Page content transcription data

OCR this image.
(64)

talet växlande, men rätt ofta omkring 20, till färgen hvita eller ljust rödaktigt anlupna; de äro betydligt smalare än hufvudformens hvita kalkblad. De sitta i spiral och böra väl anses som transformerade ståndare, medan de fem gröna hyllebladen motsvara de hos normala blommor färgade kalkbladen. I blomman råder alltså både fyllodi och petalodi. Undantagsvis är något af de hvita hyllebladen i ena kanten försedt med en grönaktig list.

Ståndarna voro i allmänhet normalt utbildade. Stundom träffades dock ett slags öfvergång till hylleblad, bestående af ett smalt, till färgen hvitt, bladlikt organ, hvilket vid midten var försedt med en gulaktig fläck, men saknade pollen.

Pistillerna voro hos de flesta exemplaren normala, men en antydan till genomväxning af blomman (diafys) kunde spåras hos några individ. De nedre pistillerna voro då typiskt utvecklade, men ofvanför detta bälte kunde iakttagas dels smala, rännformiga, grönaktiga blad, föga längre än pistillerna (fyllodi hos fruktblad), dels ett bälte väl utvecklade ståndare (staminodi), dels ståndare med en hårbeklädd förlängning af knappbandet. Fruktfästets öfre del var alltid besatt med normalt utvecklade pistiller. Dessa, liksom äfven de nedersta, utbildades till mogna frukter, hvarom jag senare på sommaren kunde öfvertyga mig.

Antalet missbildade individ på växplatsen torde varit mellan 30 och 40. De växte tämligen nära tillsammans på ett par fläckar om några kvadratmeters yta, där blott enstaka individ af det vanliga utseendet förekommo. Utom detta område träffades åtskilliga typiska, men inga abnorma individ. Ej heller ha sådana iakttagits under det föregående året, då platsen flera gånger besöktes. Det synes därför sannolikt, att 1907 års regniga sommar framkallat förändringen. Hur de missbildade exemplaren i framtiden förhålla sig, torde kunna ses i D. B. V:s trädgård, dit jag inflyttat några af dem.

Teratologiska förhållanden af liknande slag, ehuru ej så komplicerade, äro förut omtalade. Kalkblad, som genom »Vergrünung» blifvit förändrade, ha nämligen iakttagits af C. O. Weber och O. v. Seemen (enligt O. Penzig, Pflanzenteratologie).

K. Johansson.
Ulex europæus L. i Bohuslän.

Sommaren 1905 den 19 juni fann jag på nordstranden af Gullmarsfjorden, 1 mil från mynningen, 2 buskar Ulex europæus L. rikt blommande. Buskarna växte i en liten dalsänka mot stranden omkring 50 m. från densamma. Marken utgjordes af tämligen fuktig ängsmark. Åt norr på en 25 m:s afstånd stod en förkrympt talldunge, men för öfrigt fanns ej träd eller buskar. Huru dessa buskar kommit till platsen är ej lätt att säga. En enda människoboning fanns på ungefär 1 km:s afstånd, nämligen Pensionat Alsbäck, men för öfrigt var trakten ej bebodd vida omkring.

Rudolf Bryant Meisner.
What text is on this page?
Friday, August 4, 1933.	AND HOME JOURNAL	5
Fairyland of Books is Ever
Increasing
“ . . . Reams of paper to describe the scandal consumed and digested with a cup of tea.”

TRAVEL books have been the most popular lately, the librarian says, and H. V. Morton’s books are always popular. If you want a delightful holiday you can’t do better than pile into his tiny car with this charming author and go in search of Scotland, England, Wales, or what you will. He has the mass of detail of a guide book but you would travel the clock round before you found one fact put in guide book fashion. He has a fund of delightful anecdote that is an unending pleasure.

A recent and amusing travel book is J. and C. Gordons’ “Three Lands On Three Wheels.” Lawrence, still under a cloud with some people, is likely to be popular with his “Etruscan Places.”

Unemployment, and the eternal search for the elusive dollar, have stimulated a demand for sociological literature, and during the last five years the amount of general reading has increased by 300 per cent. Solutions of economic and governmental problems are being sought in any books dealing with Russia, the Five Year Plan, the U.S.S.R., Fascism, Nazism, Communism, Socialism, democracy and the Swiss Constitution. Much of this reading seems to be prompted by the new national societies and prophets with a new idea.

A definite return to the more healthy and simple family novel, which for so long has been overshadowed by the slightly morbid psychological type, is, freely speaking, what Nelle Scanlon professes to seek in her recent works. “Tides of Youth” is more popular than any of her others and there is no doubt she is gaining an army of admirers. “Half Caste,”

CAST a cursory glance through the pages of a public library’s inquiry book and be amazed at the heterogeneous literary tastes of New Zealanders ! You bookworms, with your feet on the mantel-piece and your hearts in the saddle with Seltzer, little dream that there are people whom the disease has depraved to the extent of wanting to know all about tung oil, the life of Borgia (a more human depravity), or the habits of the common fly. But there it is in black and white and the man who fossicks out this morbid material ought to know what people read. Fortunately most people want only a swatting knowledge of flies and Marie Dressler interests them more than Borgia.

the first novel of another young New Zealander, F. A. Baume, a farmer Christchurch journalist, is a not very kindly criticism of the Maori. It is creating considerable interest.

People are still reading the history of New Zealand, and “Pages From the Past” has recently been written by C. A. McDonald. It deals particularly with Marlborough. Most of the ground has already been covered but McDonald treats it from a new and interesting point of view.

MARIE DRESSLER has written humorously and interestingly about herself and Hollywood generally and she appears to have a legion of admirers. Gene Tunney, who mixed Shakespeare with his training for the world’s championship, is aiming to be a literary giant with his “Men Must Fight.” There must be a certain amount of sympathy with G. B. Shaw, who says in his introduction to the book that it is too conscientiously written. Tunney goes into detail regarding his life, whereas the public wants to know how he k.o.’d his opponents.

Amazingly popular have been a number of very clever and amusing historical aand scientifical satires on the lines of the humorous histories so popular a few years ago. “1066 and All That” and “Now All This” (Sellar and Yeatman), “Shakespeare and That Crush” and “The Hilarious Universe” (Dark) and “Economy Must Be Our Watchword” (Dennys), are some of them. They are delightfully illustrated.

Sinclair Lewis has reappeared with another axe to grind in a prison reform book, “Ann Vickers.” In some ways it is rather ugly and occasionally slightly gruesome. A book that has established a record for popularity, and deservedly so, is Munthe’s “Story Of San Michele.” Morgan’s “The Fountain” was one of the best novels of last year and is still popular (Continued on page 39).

* _Prompt_: A verbatim copy of all the records is required. Write it out in full.

* _Task answer_:
OCR this image.
(64)

talet växlande, men rätt ofta omkring 20, till färgen hvita eller ljust rödaktigt anlupna; de äro betydligt smalare än hufvudformens hvita kalkblad. De sitta i spiral och böra väl anses som transformerade ståndare, medan de fem gröna hyllebladen motsvara de hos normala blommor färgade kalkbladen. I blomman råder alltså både fyllodi och petalodi. Undantagsvis är något af de hvita hyllebladen i ena kanten försedt med en grönaktig list.

Ståndarna voro i allmänhet normalt utbildade. Stundom träffades dock ett slags öfvergång till hylleblad, bestående af ett smalt, till färgen hvitt, bladlikt organ, hvilket vid midten var försedt med en gulaktig fläck, men saknade pollen.

Pistillerna voro hos de flesta exemplaren normala, men en antydan till genomväxning af blomman (diafys) kunde spåras hos några individ. De nedre pistillerna voro då typiskt utvecklade, men ofvanför detta bälte kunde iakttagas dels smala, rännformiga, grönaktiga blad, föga längre än pistillerna (fyllodi hos fruktblad), dels ett bälte väl utvecklade ståndare (staminodi), dels ståndare med en hårbeklädd förlängning af knappbandet. Fruktfästets öfre del var alltid besatt med normalt utvecklade pistiller. Dessa, liksom äfven de nedersta, utbildades till mogna frukter, hvarom jag senare på sommaren kunde öfvertyga mig.

Antalet missbildade individ på växplatsen torde varit mellan 30 och 40. De växte tämligen nära tillsammans på ett par fläckar om några kvadratmeters yta, där blott enstaka individ af det vanliga utseendet förekommo. Utom detta område träffades åtskilliga typiska, men inga abnorma individ. Ej heller ha sådana iakttagits under det föregående året, då platsen flera gånger besöktes. Det synes därför sannolikt, att 1907 års regniga sommar framkallat förändringen. Hur de missbildade exemplaren i framtiden förhålla sig, torde kunna ses i D. B. V:s trädgård, dit jag inflyttat några af dem.

Teratologiska förhållanden af liknande slag, ehuru ej så komplicerade, äro förut omtalade. Kalkblad, som genom »Vergrünung» blifvit förändrade, ha nämligen iakttagits af C. O. Weber och O. v. Seemen (enligt O. Penzig, Pflanzenteratologie).

K. Johansson.
Ulex europæus L. i Bohuslän.

Sommaren 1905 den 19 juni fann jag på nordstranden af Gullmarsfjorden, 1 mil från mynningen, 2 buskar Ulex europæus L. rikt blommande. Buskarna växte i en liten dalsänka mot stranden omkring 50 m. från densamma. Marken utgjordes af tämligen fuktig ängsmark. Åt norr på en 25 m:s afstånd stod en förkrympt talldunge, men för öfrigt fanns ej träd eller buskar. Huru dessa buskar kommit till platsen är ej lätt att säga. En enda människoboning fanns på ungefär 1 km:s afstånd, nämligen Pensionat Alsbäck, men för öfrigt var trakten ej bebodd vida omkring.

Rudolf Bryant Meisner.
What text is on this page?
Friday, August 4, 1933.	AND HOME JOURNAL	5
Fairyland of Books is Ever
Increasing
“ . . . Reams of paper to describe the scandal consumed and digested with a cup of tea.”

TRAVEL books have been the most popular lately, the librarian says, and H. V. Morton’s books are always popular. If you want a delightful holiday you can’t do better than pile into his tiny car with this charming author and go in search of Scotland, England, Wales, or what you will. He has the mass of detail of a guide book but you would travel the clock round before you found one fact put in guide book fashion. He has a fund of delightful anecdote that is an unending pleasure.

A recent and amusing travel book is J. and C. Gordons’ “Three Lands On Three Wheels.” Lawrence, still under a cloud with some people, is likely to be popular with his “Etruscan Places.”

Unemployment, and the eternal search for the elusive dollar, have stimulated a demand for sociological literature, and during the last five years the amount of general reading has increased by 300 per cent. Solutions of economic and governmental problems are being sought in any books dealing with Russia, the Five Year Plan, the U.S.S.R., Fascism, Nazism, Communism, Socialism, democracy and the Swiss Constitution. Much of this reading seems to be prompted by the new national societies and prophets with a new idea.

A definite return to the more healthy and simple family novel, which for so long has been overshadowed by the slightly morbid psychological type, is, freely speaking, what Nelle Scanlon professes to seek in her recent works. “Tides of Youth” is more popular than any of her others and there is no doubt she is gaining an army of admirers. “Half Caste,”

CAST a cursory glance through the pages of a public library’s inquiry book and be amazed at the heterogeneous literary tastes of New Zealanders ! You bookworms, with your feet on the mantel-piece and your hearts in the saddle with Seltzer, little dream that there are people whom the disease has depraved to the extent of wanting to know all about tung oil, the life of Borgia (a more human depravity), or the habits of the common fly. But there it is in black and white and the man who fossicks out this morbid material ought to know what people read. Fortunately most people want only a swatting knowledge of flies and Marie Dressler interests them more than Borgia.

the first novel of another young New Zealander, F. A. Baume, a farmer Christchurch journalist, is a not very kindly criticism of the Maori. It is creating considerable interest.

People are still reading the history of New Zealand, and “Pages From the Past” has recently been written by C. A. McDonald. It deals particularly with Marlborough. Most of the ground has already been covered but McDonald treats it from a new and interesting point of view.

MARIE DRESSLER has written humorously and interestingly about herself and Hollywood generally and she appears to have a legion of admirers. Gene Tunney, who mixed Shakespeare with his training for the world’s championship, is aiming to be a literary giant with his “Men Must Fight.” There must be a certain amount of sympathy with G. B. Shaw, who says in his introduction to the book that it is too conscientiously written. Tunney goes into detail regarding his life, whereas the public wants to know how he k.o.’d his opponents.

Amazingly popular have been a number of very clever and amusing historical aand scientifical satires on the lines of the humorous histories so popular a few years ago. “1066 and All That” and “Now All This” (Sellar and Yeatman), “Shakespeare and That Crush” and “The Hilarious Universe” (Dark) and “Economy Must Be Our Watchword” (Dennys), are some of them. They are delightfully illustrated.

Sinclair Lewis has reappeared with another axe to grind in a prison reform book, “Ann Vickers.” In some ways it is rather ugly and occasionally slightly gruesome. A book that has established a record for popularity, and deservedly so, is Munthe’s “Story Of San Michele.” Morgan’s “The Fountain” was one of the best novels of last year and is still popular (Continued on page 39).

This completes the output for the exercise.